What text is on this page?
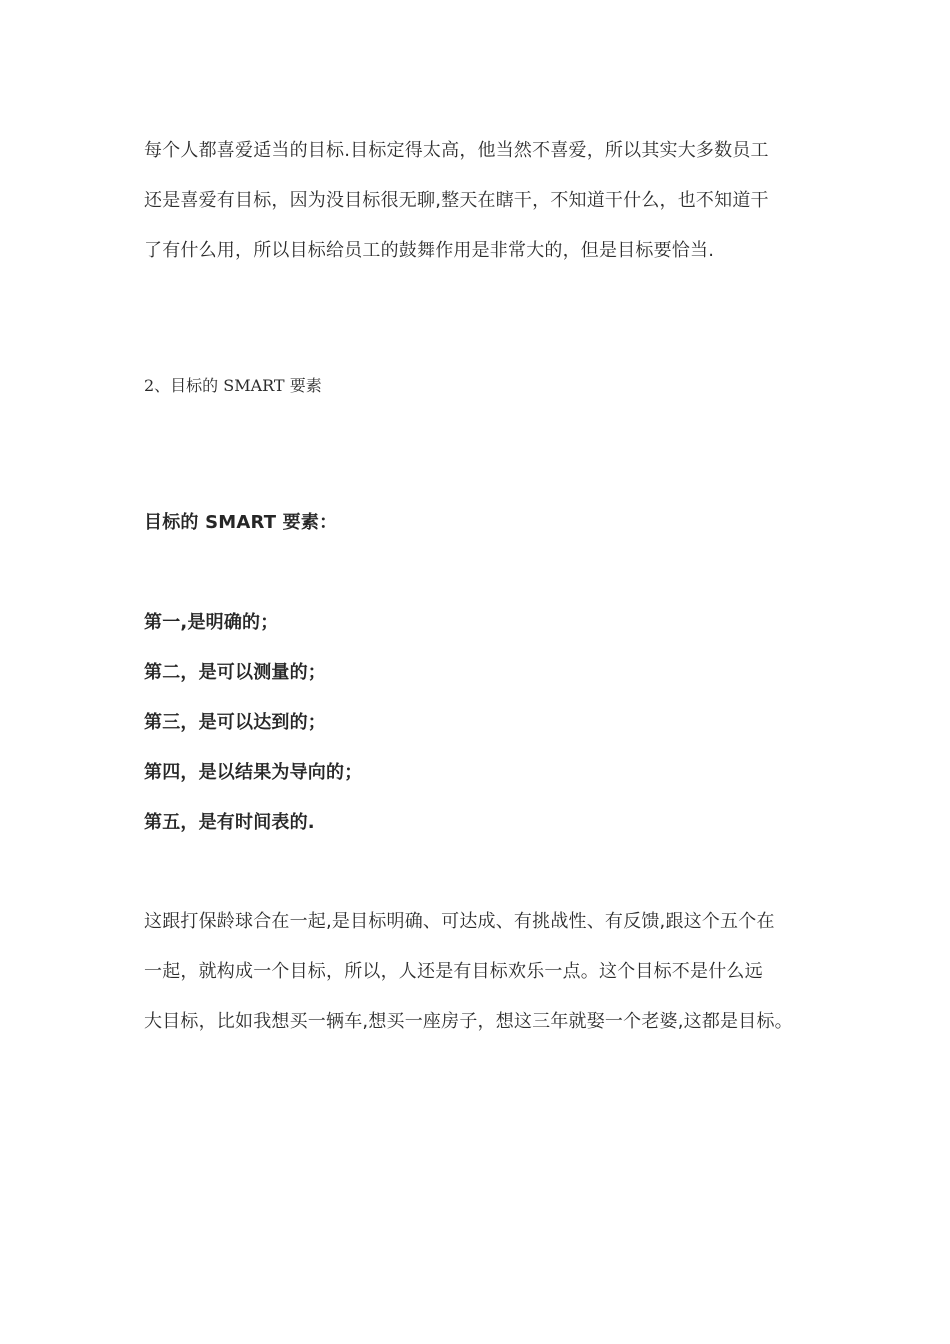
每个人都喜爱适当的目标.目标定得太高，他当然不喜爱，所以其实大多数员工
还是喜爱有目标，因为没目标很无聊,整天在瞎干，不知道干什么，也不知道干
了有什么用，所以目标给员工的鼓舞作用是非常大的，但是目标要恰当.
2、目标的 SMART 要素
目标的 SMART 要素：
第一,是明确的；
第二，是可以测量的；
第三，是可以达到的；
第四，是以结果为导向的；
第五，是有时间表的.
这跟打保龄球合在一起,是目标明确、可达成、有挑战性、有反馈,跟这个五个在
一起，就构成一个目标，所以，人还是有目标欢乐一点。这个目标不是什么远
大目标，比如我想买一辆车,想买一座房子，想这三年就娶一个老婆,这都是目标。
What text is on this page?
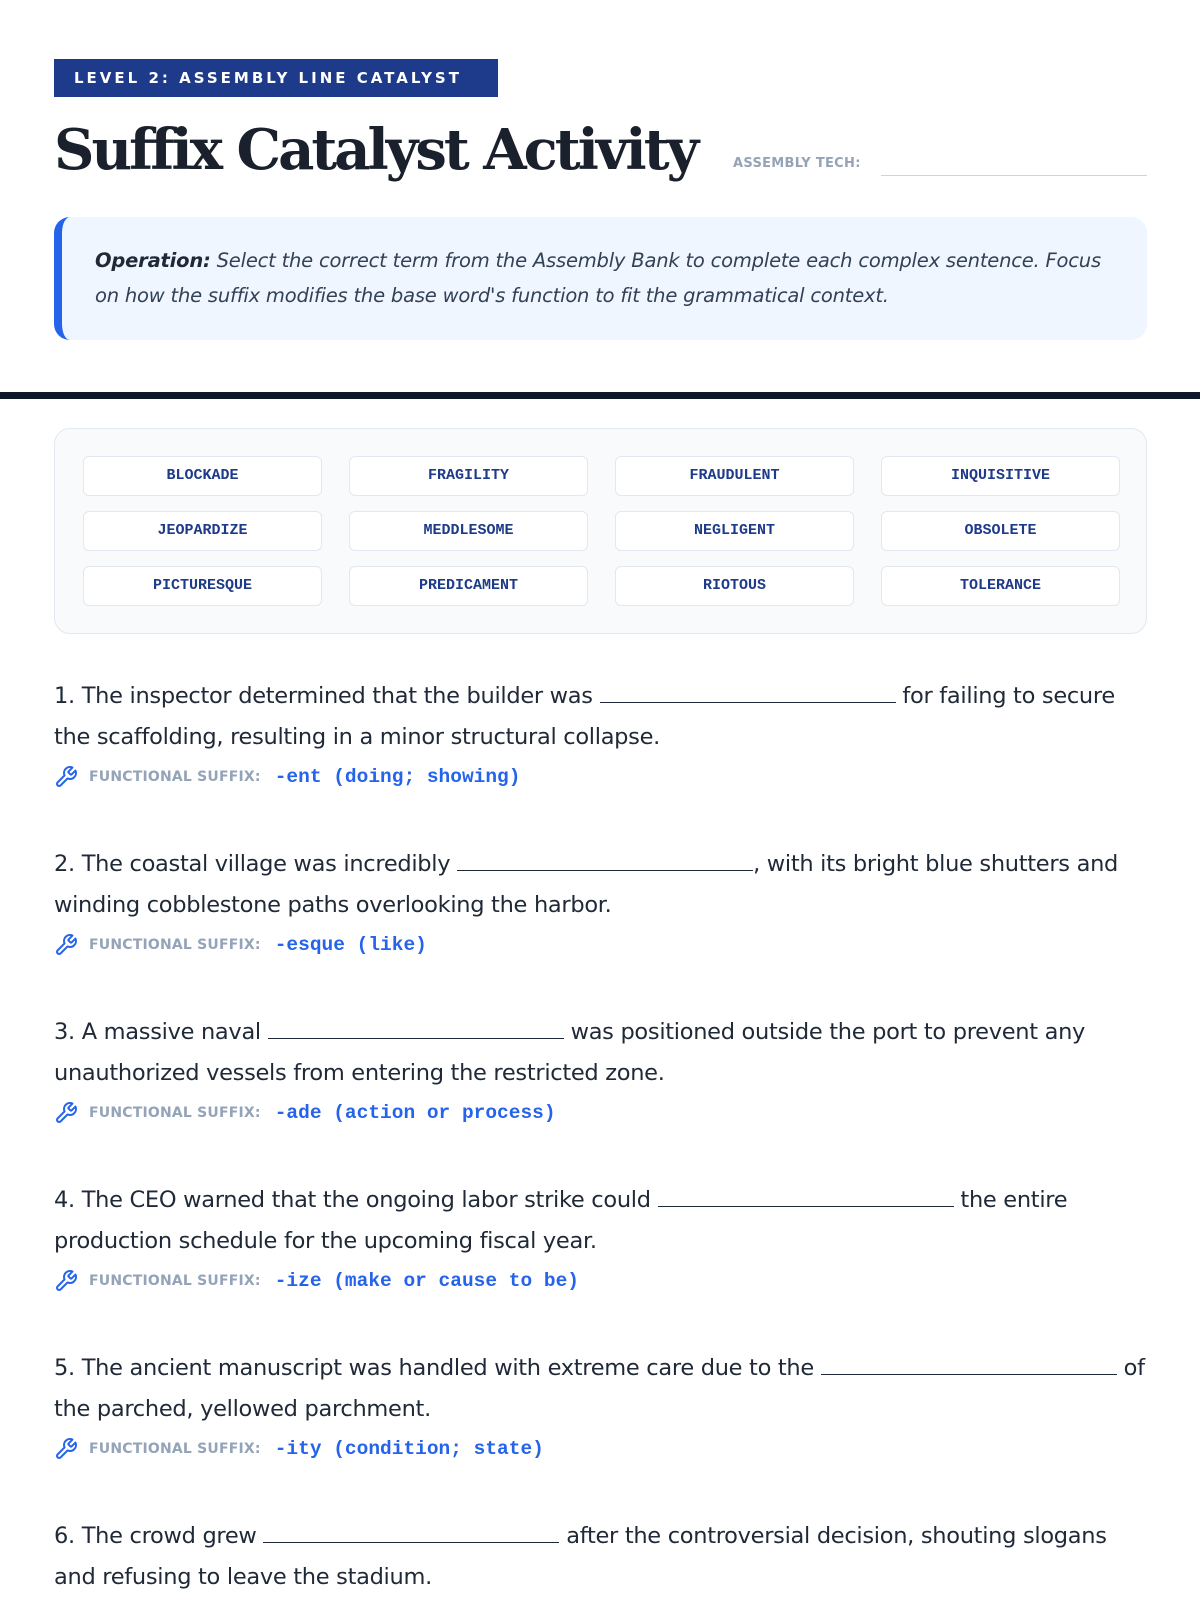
LEVEL 2: ASSEMBLY LINE CATALYST
Suffix Catalyst Activity	ASSEMBLY TECH:
Operation: Select the correct term from the Assembly Bank to complete each complex sentence. Focus on how the suffix modifies the base word's function to fit the grammatical context.
BLOCKADE	FRAGILITY	FRAUDULENT	INQUISITIVE
JEOPARDIZE	MEDDLESOME	NEGLIGENT	OBSOLETE
PICTURESQUE	PREDICAMENT	RIOTOUS	TOLERANCE
1. The inspector determined that the builder was	for failing to secure the scaffolding, resulting in a minor structural collapse.
FUNCTIONAL SUFFIX: -ent (doing; showing)
2. The coastal village was incredibly	, with its bright blue shutters and winding cobblestone paths overlooking the harbor.
FUNCTIONAL SUFFIX: -esque (like)
3. A massive naval	was positioned outside the port to prevent any unauthorized vessels from entering the restricted zone.
FUNCTIONAL SUFFIX: -ade (action or process)
4. The CEO warned that the ongoing labor strike could	the entire production schedule for the upcoming fiscal year.
FUNCTIONAL SUFFIX: -ize (make or cause to be)
5. The ancient manuscript was handled with extreme care due to the	of the parched, yellowed parchment.
FUNCTIONAL SUFFIX: -ity (condition; state)
6. The crowd grew	after the controversial decision, shouting slogans and refusing to leave the stadium.
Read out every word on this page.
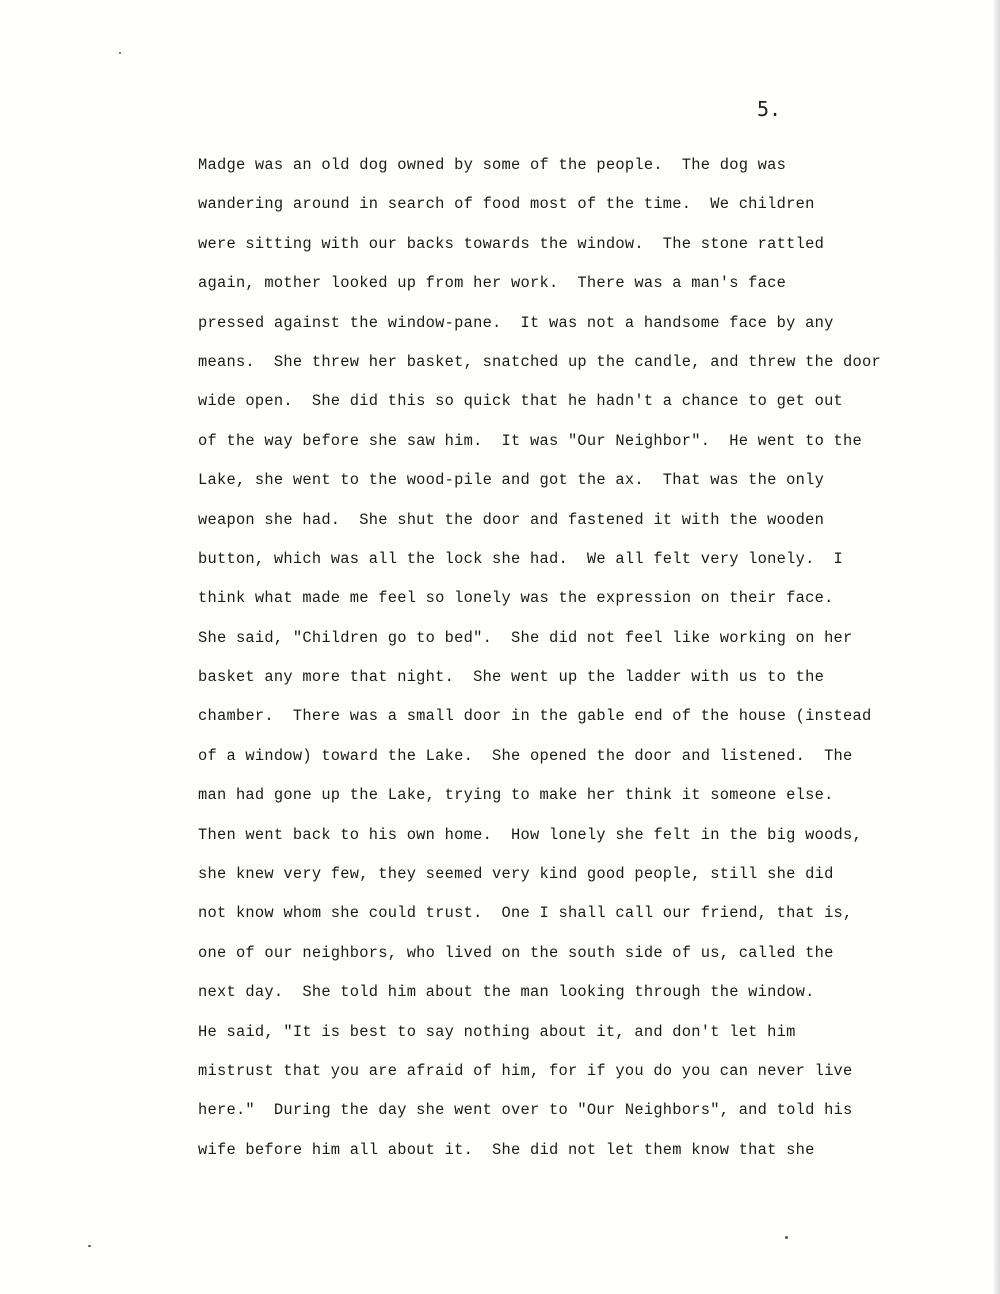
5.
Madge was an old dog owned by some of the people.  The dog was
wandering around in search of food most of the time.  We children
were sitting with our backs towards the window.  The stone rattled
again, mother looked up from her work.  There was a man's face
pressed against the window-pane.  It was not a handsome face by any
means.  She threw her basket, snatched up the candle, and threw the door
wide open.  She did this so quick that he hadn't a chance to get out
of the way before she saw him.  It was "Our Neighbor".  He went to the
Lake, she went to the wood-pile and got the ax.  That was the only
weapon she had.  She shut the door and fastened it with the wooden
button, which was all the lock she had.  We all felt very lonely.  I
think what made me feel so lonely was the expression on their face.
She said, "Children go to bed".  She did not feel like working on her
basket any more that night.  She went up the ladder with us to the
chamber.  There was a small door in the gable end of the house (instead
of a window) toward the Lake.  She opened the door and listened.  The
man had gone up the Lake, trying to make her think it someone else.
Then went back to his own home.  How lonely she felt in the big woods,
she knew very few, they seemed very kind good people, still she did
not know whom she could trust.  One I shall call our friend, that is,
one of our neighbors, who lived on the south side of us, called the
next day.  She told him about the man looking through the window.
He said, "It is best to say nothing about it, and don't let him
mistrust that you are afraid of him, for if you do you can never live
here."  During the day she went over to "Our Neighbors", and told his
wife before him all about it.  She did not let them know that she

========

> _PROBLEM REQUIREMENTS_
Using the listing, say how many lines include the word "told", and add nothing else.

> _EXERCISE RESPONSE_
2